• _EXERCISE TASK_
The records underneath are to be repeated exactly, with the pictures left out.

--- Begin SOURCE RECORDS ---

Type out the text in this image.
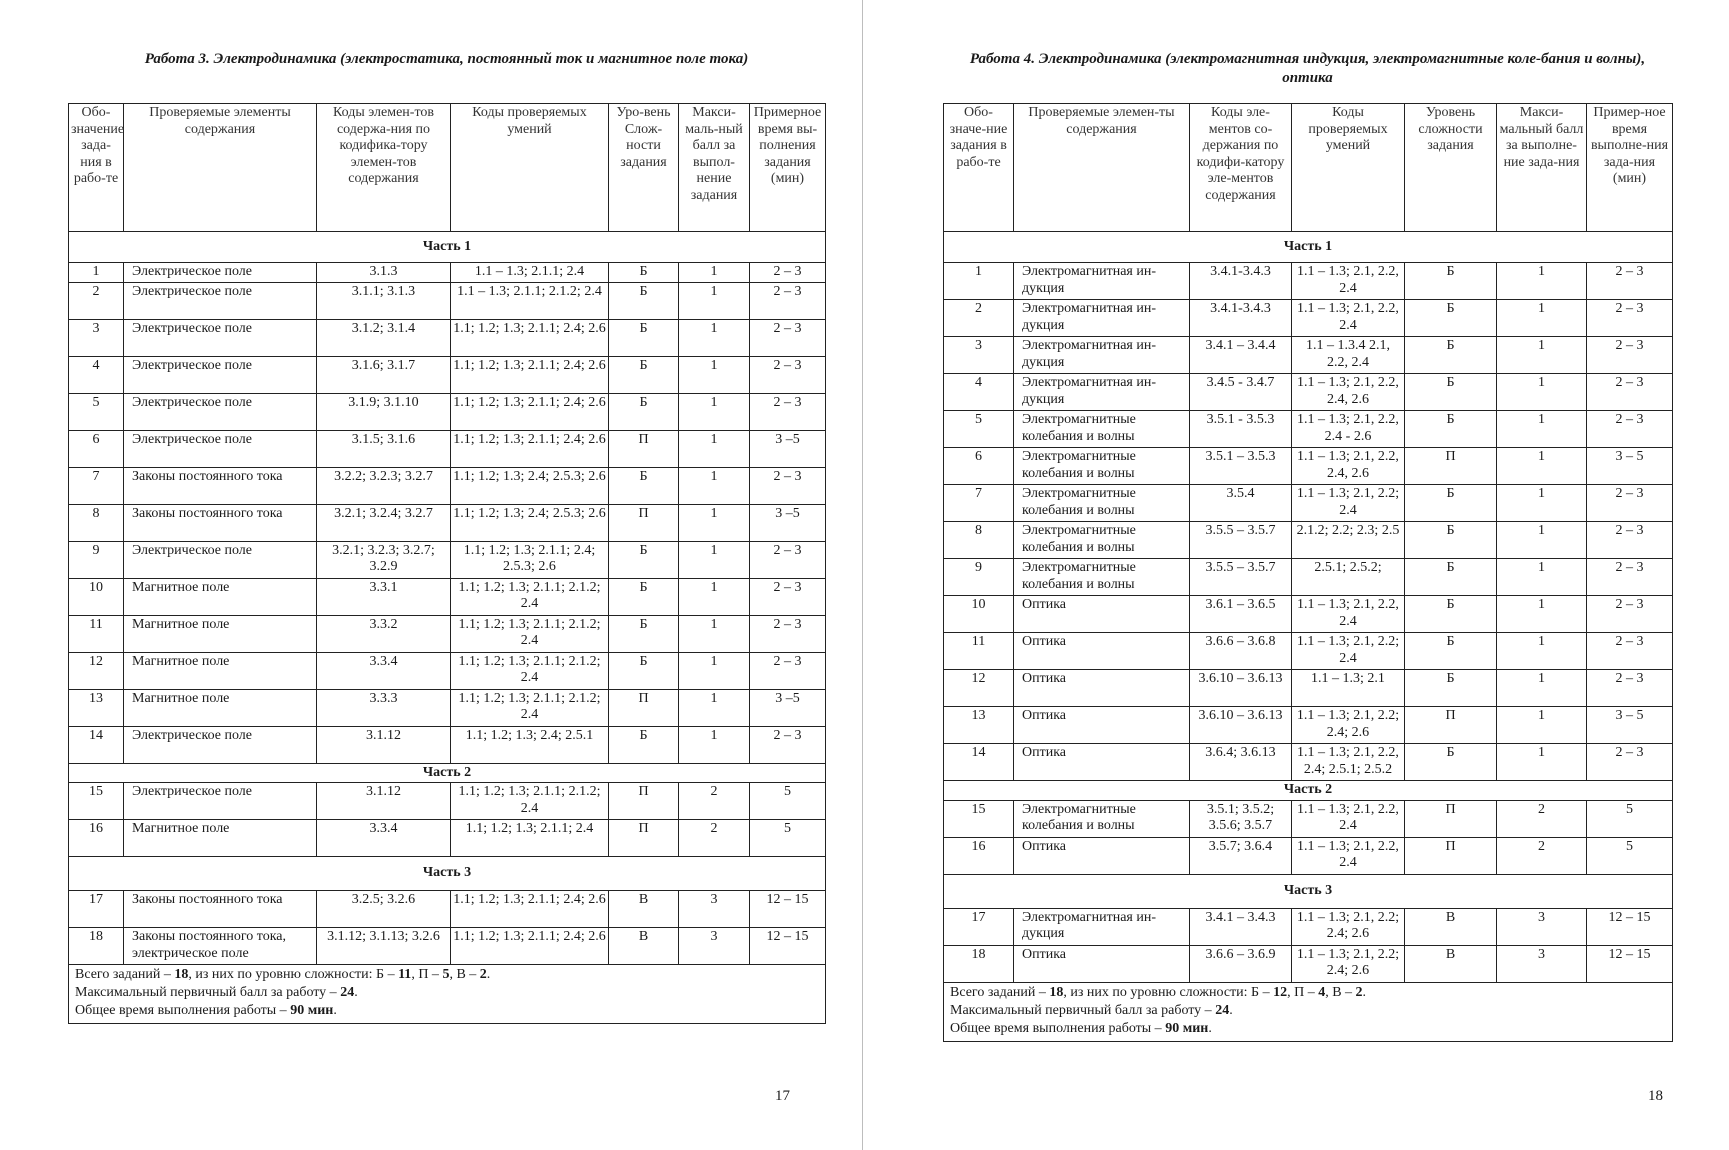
Работа 3. Электродинамика (электростатика, постоянный ток и магнитное поле тока)
Обо-значение зада-ния в рабо-те	Проверяемые элементы содержания	Коды элемен-тов содержа-ния по кодифика-тору элемен-тов содержания	Коды проверяемых умений	Уро-вень Слож-ности задания	Макси-маль-ный балл за выпол-нение задания	Примерное время вы-полнения задания (мин)
Часть 1						
1	Электрическое поле	3.1.3	1.1 – 1.3; 2.1.1; 2.4	Б	1	2 – 3
2	Электрическое поле	3.1.1; 3.1.3	1.1 – 1.3; 2.1.1; 2.1.2; 2.4	Б	1	2 – 3
3	Электрическое поле	3.1.2; 3.1.4	1.1; 1.2; 1.3; 2.1.1; 2.4; 2.6	Б	1	2 – 3
4	Электрическое поле	3.1.6; 3.1.7	1.1; 1.2; 1.3; 2.1.1; 2.4; 2.6	Б	1	2 – 3
5	Электрическое поле	3.1.9; 3.1.10	1.1; 1.2; 1.3; 2.1.1; 2.4; 2.6	Б	1	2 – 3
6	Электрическое поле	3.1.5; 3.1.6	1.1; 1.2; 1.3; 2.1.1; 2.4; 2.6	П	1	3 –5
7	Законы постоянного тока	3.2.2; 3.2.3; 3.2.7	1.1; 1.2; 1.3; 2.4; 2.5.3; 2.6	Б	1	2 – 3
8	Законы постоянного тока	3.2.1; 3.2.4; 3.2.7	1.1; 1.2; 1.3; 2.4; 2.5.3; 2.6	П	1	3 –5
9	Электрическое поле	3.2.1; 3.2.3; 3.2.7; 3.2.9	1.1; 1.2; 1.3; 2.1.1; 2.4; 2.5.3; 2.6	Б	1	2 – 3
10	Магнитное поле	3.3.1	1.1; 1.2; 1.3; 2.1.1; 2.1.2; 2.4	Б	1	2 – 3
11	Магнитное поле	3.3.2	1.1; 1.2; 1.3; 2.1.1; 2.1.2; 2.4	Б	1	2 – 3
12	Магнитное поле	3.3.4	1.1; 1.2; 1.3; 2.1.1; 2.1.2; 2.4	Б	1	2 – 3
13	Магнитное поле	3.3.3	1.1; 1.2; 1.3; 2.1.1; 2.1.2; 2.4	П	1	3 –5
14	Электрическое поле	3.1.12	1.1; 1.2; 1.3; 2.4; 2.5.1	Б	1	2 – 3
Часть 2						
15	Электрическое поле	3.1.12	1.1; 1.2; 1.3; 2.1.1; 2.1.2; 2.4	П	2	5
16	Магнитное поле	3.3.4	1.1; 1.2; 1.3; 2.1.1; 2.4	П	2	5
Часть 3						
17	Законы постоянного тока	3.2.5; 3.2.6	1.1; 1.2; 1.3; 2.1.1; 2.4; 2.6	В	3	12 – 15
18	Законы постоянного тока, электрическое поле	3.1.12; 3.1.13; 3.2.6	1.1; 1.2; 1.3; 2.1.1; 2.4; 2.6	В	3	12 – 15

Всего заданий – 18, из них по уровню сложности: Б – 11, П – 5, В – 2.
Максимальный первичный балл за работу – 24.
Общее время выполнения работы – 90 мин.						
17
Работа 4. Электродинамика (электромагнитная индукция, электромагнитные коле-бания и волны), оптика
Обо-значе-ние задания в рабо-те	Проверяемые элемен-ты содержания	Коды эле-ментов со-держания по кодифи-катору эле-ментов содержания	Коды проверяемых умений	Уровень сложности задания	Макси-мальный балл за выполне-ние зада-ния	Пример-ное время выполне-ния зада-ния (мин)
Часть 1						
1	Электромагнитная ин-дукция	3.4.1-3.4.3	1.1 – 1.3; 2.1, 2.2, 2.4	Б	1	2 – 3
2	Электромагнитная ин-дукция	3.4.1-3.4.3	1.1 – 1.3; 2.1, 2.2, 2.4	Б	1	2 – 3
3	Электромагнитная ин-дукция	3.4.1 – 3.4.4	1.1 – 1.3.4 2.1, 2.2, 2.4	Б	1	2 – 3
4	Электромагнитная ин-дукция	3.4.5 - 3.4.7	1.1 – 1.3; 2.1, 2.2, 2.4, 2.6	Б	1	2 – 3
5	Электромагнитные колебания и волны	3.5.1 - 3.5.3	1.1 – 1.3; 2.1, 2.2, 2.4 - 2.6	Б	1	2 – 3
6	Электромагнитные колебания и волны	3.5.1 – 3.5.3	1.1 – 1.3; 2.1, 2.2, 2.4, 2.6	П	1	3 – 5
7	Электромагнитные колебания и волны	3.5.4	1.1 – 1.3; 2.1, 2.2; 2.4	Б	1	2 – 3
8	Электромагнитные колебания и волны	3.5.5 – 3.5.7	2.1.2; 2.2; 2.3; 2.5	Б	1	2 – 3
9	Электромагнитные колебания и волны	3.5.5 – 3.5.7	2.5.1; 2.5.2;	Б	1	2 – 3
10	Оптика	3.6.1 – 3.6.5	1.1 – 1.3; 2.1, 2.2, 2.4	Б	1	2 – 3
11	Оптика	3.6.6 – 3.6.8	1.1 – 1.3; 2.1, 2.2; 2.4	Б	1	2 – 3
12	Оптика	3.6.10 – 3.6.13	1.1 – 1.3; 2.1	Б	1	2 – 3
13	Оптика	3.6.10 – 3.6.13	1.1 – 1.3; 2.1, 2.2; 2.4; 2.6	П	1	3 – 5
14	Оптика	3.6.4; 3.6.13	1.1 – 1.3; 2.1, 2.2, 2.4; 2.5.1; 2.5.2	Б	1	2 – 3
Часть 2						
15	Электромагнитные колебания и волны	3.5.1; 3.5.2; 3.5.6; 3.5.7	1.1 – 1.3; 2.1, 2.2, 2.4	П	2	5
16	Оптика	3.5.7; 3.6.4	1.1 – 1.3; 2.1, 2.2, 2.4	П	2	5
Часть 3						
17	Электромагнитная ин-дукция	3.4.1 – 3.4.3	1.1 – 1.3; 2.1, 2.2; 2.4; 2.6	В	3	12 – 15
18	Оптика	3.6.6 – 3.6.9	1.1 – 1.3; 2.1, 2.2; 2.4; 2.6	В	3	12 – 15

Всего заданий – 18, из них по уровню сложности: Б – 12, П – 4, В – 2.
Максимальный первичный балл за работу – 24.
Общее время выполнения работы – 90 мин.						
18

--- End SOURCE RECORDS ---

• _ANSWER TO THE EXERCISE_
Type out the text in this image.
Работа 3. Электродинамика (электростатика, постоянный ток и магнитное поле тока)
Обо-значение зада-ния в рабо-те	Проверяемые элементы содержания	Коды элемен-тов содержа-ния по кодифика-тору элемен-тов содержания	Коды проверяемых умений	Уро-вень Слож-ности задания	Макси-маль-ный балл за выпол-нение задания	Примерное время вы-полнения задания (мин)
Часть 1						
1	Электрическое поле	3.1.3	1.1 – 1.3; 2.1.1; 2.4	Б	1	2 – 3
2	Электрическое поле	3.1.1; 3.1.3	1.1 – 1.3; 2.1.1; 2.1.2; 2.4	Б	1	2 – 3
3	Электрическое поле	3.1.2; 3.1.4	1.1; 1.2; 1.3; 2.1.1; 2.4; 2.6	Б	1	2 – 3
4	Электрическое поле	3.1.6; 3.1.7	1.1; 1.2; 1.3; 2.1.1; 2.4; 2.6	Б	1	2 – 3
5	Электрическое поле	3.1.9; 3.1.10	1.1; 1.2; 1.3; 2.1.1; 2.4; 2.6	Б	1	2 – 3
6	Электрическое поле	3.1.5; 3.1.6	1.1; 1.2; 1.3; 2.1.1; 2.4; 2.6	П	1	3 –5
7	Законы постоянного тока	3.2.2; 3.2.3; 3.2.7	1.1; 1.2; 1.3; 2.4; 2.5.3; 2.6	Б	1	2 – 3
8	Законы постоянного тока	3.2.1; 3.2.4; 3.2.7	1.1; 1.2; 1.3; 2.4; 2.5.3; 2.6	П	1	3 –5
9	Электрическое поле	3.2.1; 3.2.3; 3.2.7; 3.2.9	1.1; 1.2; 1.3; 2.1.1; 2.4; 2.5.3; 2.6	Б	1	2 – 3
10	Магнитное поле	3.3.1	1.1; 1.2; 1.3; 2.1.1; 2.1.2; 2.4	Б	1	2 – 3
11	Магнитное поле	3.3.2	1.1; 1.2; 1.3; 2.1.1; 2.1.2; 2.4	Б	1	2 – 3
12	Магнитное поле	3.3.4	1.1; 1.2; 1.3; 2.1.1; 2.1.2; 2.4	Б	1	2 – 3
13	Магнитное поле	3.3.3	1.1; 1.2; 1.3; 2.1.1; 2.1.2; 2.4	П	1	3 –5
14	Электрическое поле	3.1.12	1.1; 1.2; 1.3; 2.4; 2.5.1	Б	1	2 – 3
Часть 2						
15	Электрическое поле	3.1.12	1.1; 1.2; 1.3; 2.1.1; 2.1.2; 2.4	П	2	5
16	Магнитное поле	3.3.4	1.1; 1.2; 1.3; 2.1.1; 2.4	П	2	5
Часть 3						
17	Законы постоянного тока	3.2.5; 3.2.6	1.1; 1.2; 1.3; 2.1.1; 2.4; 2.6	В	3	12 – 15
18	Законы постоянного тока, электрическое поле	3.1.12; 3.1.13; 3.2.6	1.1; 1.2; 1.3; 2.1.1; 2.4; 2.6	В	3	12 – 15

Всего заданий – 18, из них по уровню сложности: Б – 11, П – 5, В – 2.
Максимальный первичный балл за работу – 24.
Общее время выполнения работы – 90 мин.						
17
Работа 4. Электродинамика (электромагнитная индукция, электромагнитные коле-бания и волны), оптика
Обо-значе-ние задания в рабо-те	Проверяемые элемен-ты содержания	Коды эле-ментов со-держания по кодифи-катору эле-ментов содержания	Коды проверяемых умений	Уровень сложности задания	Макси-мальный балл за выполне-ние зада-ния	Пример-ное время выполне-ния зада-ния (мин)
Часть 1						
1	Электромагнитная ин-дукция	3.4.1-3.4.3	1.1 – 1.3; 2.1, 2.2, 2.4	Б	1	2 – 3
2	Электромагнитная ин-дукция	3.4.1-3.4.3	1.1 – 1.3; 2.1, 2.2, 2.4	Б	1	2 – 3
3	Электромагнитная ин-дукция	3.4.1 – 3.4.4	1.1 – 1.3.4 2.1, 2.2, 2.4	Б	1	2 – 3
4	Электромагнитная ин-дукция	3.4.5 - 3.4.7	1.1 – 1.3; 2.1, 2.2, 2.4, 2.6	Б	1	2 – 3
5	Электромагнитные колебания и волны	3.5.1 - 3.5.3	1.1 – 1.3; 2.1, 2.2, 2.4 - 2.6	Б	1	2 – 3
6	Электромагнитные колебания и волны	3.5.1 – 3.5.3	1.1 – 1.3; 2.1, 2.2, 2.4, 2.6	П	1	3 – 5
7	Электромагнитные колебания и волны	3.5.4	1.1 – 1.3; 2.1, 2.2; 2.4	Б	1	2 – 3
8	Электромагнитные колебания и волны	3.5.5 – 3.5.7	2.1.2; 2.2; 2.3; 2.5	Б	1	2 – 3
9	Электромагнитные колебания и волны	3.5.5 – 3.5.7	2.5.1; 2.5.2;	Б	1	2 – 3
10	Оптика	3.6.1 – 3.6.5	1.1 – 1.3; 2.1, 2.2, 2.4	Б	1	2 – 3
11	Оптика	3.6.6 – 3.6.8	1.1 – 1.3; 2.1, 2.2; 2.4	Б	1	2 – 3
12	Оптика	3.6.10 – 3.6.13	1.1 – 1.3; 2.1	Б	1	2 – 3
13	Оптика	3.6.10 – 3.6.13	1.1 – 1.3; 2.1, 2.2; 2.4; 2.6	П	1	3 – 5
14	Оптика	3.6.4; 3.6.13	1.1 – 1.3; 2.1, 2.2, 2.4; 2.5.1; 2.5.2	Б	1	2 – 3
Часть 2						
15	Электромагнитные колебания и волны	3.5.1; 3.5.2; 3.5.6; 3.5.7	1.1 – 1.3; 2.1, 2.2, 2.4	П	2	5
16	Оптика	3.5.7; 3.6.4	1.1 – 1.3; 2.1, 2.2, 2.4	П	2	5
Часть 3						
17	Электромагнитная ин-дукция	3.4.1 – 3.4.3	1.1 – 1.3; 2.1, 2.2; 2.4; 2.6	В	3	12 – 15
18	Оптика	3.6.6 – 3.6.9	1.1 – 1.3; 2.1, 2.2; 2.4; 2.6	В	3	12 – 15

Всего заданий – 18, из них по уровню сложности: Б – 12, П – 4, В – 2.
Максимальный первичный балл за работу – 24.
Общее время выполнения работы – 90 мин.						
18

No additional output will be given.